Data entries
----------------------------------------

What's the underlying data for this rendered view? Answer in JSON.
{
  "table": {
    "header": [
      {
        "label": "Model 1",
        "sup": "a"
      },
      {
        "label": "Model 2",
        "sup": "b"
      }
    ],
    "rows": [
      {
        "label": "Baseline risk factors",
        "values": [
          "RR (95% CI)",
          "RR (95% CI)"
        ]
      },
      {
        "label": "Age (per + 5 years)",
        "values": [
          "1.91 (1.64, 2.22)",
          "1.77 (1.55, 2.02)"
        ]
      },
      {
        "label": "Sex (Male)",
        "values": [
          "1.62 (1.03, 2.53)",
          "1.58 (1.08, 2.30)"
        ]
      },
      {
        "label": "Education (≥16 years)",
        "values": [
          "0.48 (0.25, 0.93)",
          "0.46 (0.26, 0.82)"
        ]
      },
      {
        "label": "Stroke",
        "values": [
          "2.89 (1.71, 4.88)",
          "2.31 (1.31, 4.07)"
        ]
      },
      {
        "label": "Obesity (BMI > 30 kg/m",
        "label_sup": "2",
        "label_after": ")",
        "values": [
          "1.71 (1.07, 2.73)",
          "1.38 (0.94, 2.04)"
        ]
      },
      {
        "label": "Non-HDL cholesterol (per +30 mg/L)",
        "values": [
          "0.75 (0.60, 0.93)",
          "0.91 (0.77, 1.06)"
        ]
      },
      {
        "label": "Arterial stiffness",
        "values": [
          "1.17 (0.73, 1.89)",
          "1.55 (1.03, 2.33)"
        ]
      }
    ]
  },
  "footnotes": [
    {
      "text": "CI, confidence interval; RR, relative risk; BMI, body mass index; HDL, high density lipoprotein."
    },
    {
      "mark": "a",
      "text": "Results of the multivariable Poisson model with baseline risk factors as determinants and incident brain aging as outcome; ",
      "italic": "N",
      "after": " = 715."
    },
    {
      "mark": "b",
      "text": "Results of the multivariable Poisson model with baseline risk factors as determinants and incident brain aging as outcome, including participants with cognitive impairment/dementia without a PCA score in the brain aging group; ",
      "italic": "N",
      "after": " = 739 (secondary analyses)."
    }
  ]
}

----------------------------------------

◆ WHAT IS BEING ASKED
Set down all of the records shown above once more, exactly.

◆ WRITTEN RESPONSE
What's the underlying data for this rendered view? Answer in JSON.
{
  "table": {
    "header": [
      {
        "label": "Model 1",
        "sup": "a"
      },
      {
        "label": "Model 2",
        "sup": "b"
      }
    ],
    "rows": [
      {
        "label": "Baseline risk factors",
        "values": [
          "RR (95% CI)",
          "RR (95% CI)"
        ]
      },
      {
        "label": "Age (per + 5 years)",
        "values": [
          "1.91 (1.64, 2.22)",
          "1.77 (1.55, 2.02)"
        ]
      },
      {
        "label": "Sex (Male)",
        "values": [
          "1.62 (1.03, 2.53)",
          "1.58 (1.08, 2.30)"
        ]
      },
      {
        "label": "Education (≥16 years)",
        "values": [
          "0.48 (0.25, 0.93)",
          "0.46 (0.26, 0.82)"
        ]
      },
      {
        "label": "Stroke",
        "values": [
          "2.89 (1.71, 4.88)",
          "2.31 (1.31, 4.07)"
        ]
      },
      {
        "label": "Obesity (BMI > 30 kg/m",
        "label_sup": "2",
        "label_after": ")",
        "values": [
          "1.71 (1.07, 2.73)",
          "1.38 (0.94, 2.04)"
        ]
      },
      {
        "label": "Non-HDL cholesterol (per +30 mg/L)",
        "values": [
          "0.75 (0.60, 0.93)",
          "0.91 (0.77, 1.06)"
        ]
      },
      {
        "label": "Arterial stiffness",
        "values": [
          "1.17 (0.73, 1.89)",
          "1.55 (1.03, 2.33)"
        ]
      }
    ]
  },
  "footnotes": [
    {
      "text": "CI, confidence interval; RR, relative risk; BMI, body mass index; HDL, high density lipoprotein."
    },
    {
      "mark": "a",
      "text": "Results of the multivariable Poisson model with baseline risk factors as determinants and incident brain aging as outcome; ",
      "italic": "N",
      "after": " = 715."
    },
    {
      "mark": "b",
      "text": "Results of the multivariable Poisson model with baseline risk factors as determinants and incident brain aging as outcome, including participants with cognitive impairment/dementia without a PCA score in the brain aging group; ",
      "italic": "N",
      "after": " = 739 (secondary analyses)."
    }
  ]
}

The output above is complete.